### TO-DO LIST
(1) According to the canal passage, in what year did the Illinois and Michigan Canal open?
(2) Write out the canal passage between "Now, a fine" and "distant train whistle.", inclusive, swapping "mules" for "horses".
── PASSAGE ──
A Corridor of History

Excerpts from article 2013 from Chicago to LaSalle

Selbert, Pamela. St. Louis Post – Dispatch (St. Louis, MO) 10 Mar 2013: H.1.

Barges no longer ply the waters of the old Illinois and Michigan Canal; they haven’t for nearly a century. So today, the venerable 96-mile ditch which stretches diagonally across Illinois from Lake Michigan at Chicago to the Illinois River at LaSalle is edged with this stands of cattails. Where the cattails don’t grow, the water is crusted lime green with duckweed though slanting rays of an early evening sun can lend it the appearance of shimmering mercury.

Now, a fine walking and biking trail has replaced a 61-mile span of the old towpath Rockdale to LaSalle where mules once slogged along pulling the canal boats. And the only sound, other than the rush of wind in the tall maples that shadow the water and the lusty chorus of insects, is the occasional lonely wall of a distant train whistle.

When the canal opened in 1848, it was a different story. The I&M known as the “canal that built Chicago” bustled with passenger traffic (during the canal’s first 10 years alone the city grew by more than 600 percent). And other towns along the route, among them Lockport, Joliet, Seneca, Marseilles, Ottawa and LaSalle, grew and flourished.
───
── RECORD SET ──
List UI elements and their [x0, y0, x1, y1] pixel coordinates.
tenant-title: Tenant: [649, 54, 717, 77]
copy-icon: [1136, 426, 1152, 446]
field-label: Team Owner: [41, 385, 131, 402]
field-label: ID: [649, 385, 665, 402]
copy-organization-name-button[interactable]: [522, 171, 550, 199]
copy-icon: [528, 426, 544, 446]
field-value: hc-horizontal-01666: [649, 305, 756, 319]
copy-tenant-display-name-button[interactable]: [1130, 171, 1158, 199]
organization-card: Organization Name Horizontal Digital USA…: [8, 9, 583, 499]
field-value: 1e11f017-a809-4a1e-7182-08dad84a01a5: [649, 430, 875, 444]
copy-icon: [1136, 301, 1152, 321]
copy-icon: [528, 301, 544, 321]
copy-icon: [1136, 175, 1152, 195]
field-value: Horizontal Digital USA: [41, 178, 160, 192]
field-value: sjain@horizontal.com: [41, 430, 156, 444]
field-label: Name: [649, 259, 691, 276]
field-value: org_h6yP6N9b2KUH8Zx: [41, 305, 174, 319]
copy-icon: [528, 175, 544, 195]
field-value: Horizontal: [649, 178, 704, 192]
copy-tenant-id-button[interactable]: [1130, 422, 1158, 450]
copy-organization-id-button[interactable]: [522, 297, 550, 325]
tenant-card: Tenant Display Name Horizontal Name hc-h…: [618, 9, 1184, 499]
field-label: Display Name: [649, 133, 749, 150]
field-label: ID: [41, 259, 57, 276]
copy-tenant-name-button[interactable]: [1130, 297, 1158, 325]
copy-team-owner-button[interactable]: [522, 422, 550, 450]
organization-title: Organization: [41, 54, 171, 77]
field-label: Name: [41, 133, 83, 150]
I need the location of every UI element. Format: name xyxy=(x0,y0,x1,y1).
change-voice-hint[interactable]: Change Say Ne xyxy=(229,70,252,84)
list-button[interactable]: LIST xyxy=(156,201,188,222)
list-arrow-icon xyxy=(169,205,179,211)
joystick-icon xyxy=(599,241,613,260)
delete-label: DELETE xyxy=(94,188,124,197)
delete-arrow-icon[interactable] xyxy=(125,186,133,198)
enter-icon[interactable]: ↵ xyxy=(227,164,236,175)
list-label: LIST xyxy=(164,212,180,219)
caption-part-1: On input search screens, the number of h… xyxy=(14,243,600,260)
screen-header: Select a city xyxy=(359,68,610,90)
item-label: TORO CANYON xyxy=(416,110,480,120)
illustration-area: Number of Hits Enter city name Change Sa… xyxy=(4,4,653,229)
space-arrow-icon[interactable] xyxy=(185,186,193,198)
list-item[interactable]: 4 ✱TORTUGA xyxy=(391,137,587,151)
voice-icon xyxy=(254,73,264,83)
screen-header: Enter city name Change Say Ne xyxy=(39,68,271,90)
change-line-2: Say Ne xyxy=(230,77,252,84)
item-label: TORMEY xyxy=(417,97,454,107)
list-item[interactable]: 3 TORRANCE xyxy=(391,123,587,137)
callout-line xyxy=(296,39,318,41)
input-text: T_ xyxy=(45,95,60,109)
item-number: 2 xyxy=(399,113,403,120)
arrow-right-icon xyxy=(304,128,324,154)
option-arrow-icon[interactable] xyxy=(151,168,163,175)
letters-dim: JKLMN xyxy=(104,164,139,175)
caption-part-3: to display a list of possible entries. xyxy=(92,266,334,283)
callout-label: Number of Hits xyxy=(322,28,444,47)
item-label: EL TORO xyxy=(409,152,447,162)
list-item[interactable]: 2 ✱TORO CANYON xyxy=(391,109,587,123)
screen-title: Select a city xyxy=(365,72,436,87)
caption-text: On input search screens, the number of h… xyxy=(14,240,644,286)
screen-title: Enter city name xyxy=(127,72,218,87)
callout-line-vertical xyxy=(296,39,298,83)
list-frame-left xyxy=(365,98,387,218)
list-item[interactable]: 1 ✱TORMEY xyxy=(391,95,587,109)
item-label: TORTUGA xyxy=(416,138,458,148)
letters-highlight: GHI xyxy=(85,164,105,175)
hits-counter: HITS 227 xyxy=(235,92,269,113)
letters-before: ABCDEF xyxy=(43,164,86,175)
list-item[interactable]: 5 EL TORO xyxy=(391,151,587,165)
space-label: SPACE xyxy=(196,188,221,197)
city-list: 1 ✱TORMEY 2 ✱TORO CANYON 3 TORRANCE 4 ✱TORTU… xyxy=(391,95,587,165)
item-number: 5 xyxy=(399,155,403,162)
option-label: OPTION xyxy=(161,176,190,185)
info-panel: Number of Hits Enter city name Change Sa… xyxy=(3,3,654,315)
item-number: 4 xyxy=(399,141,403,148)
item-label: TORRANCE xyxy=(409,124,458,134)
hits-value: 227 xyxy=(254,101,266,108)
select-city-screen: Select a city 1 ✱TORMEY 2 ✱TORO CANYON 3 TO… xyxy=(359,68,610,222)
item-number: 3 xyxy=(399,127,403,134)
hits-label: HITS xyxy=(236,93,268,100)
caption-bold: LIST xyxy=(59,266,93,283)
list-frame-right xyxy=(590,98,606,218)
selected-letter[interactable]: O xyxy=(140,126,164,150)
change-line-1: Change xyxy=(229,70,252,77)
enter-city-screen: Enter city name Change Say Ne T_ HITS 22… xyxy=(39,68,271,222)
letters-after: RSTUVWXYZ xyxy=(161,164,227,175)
───
### REPLIES
(1) 1848

(2)
Now, a fine walking and biking trail has replaced a 61-mile span of the old towpath Rockdale to LaSalle where horses once slogged along pulling the canal boats. And the only sound, other than the rush of wind in the tall maples that shadow the water and the lusty chorus of insects, is the occasional lonely wall of a distant train whistle.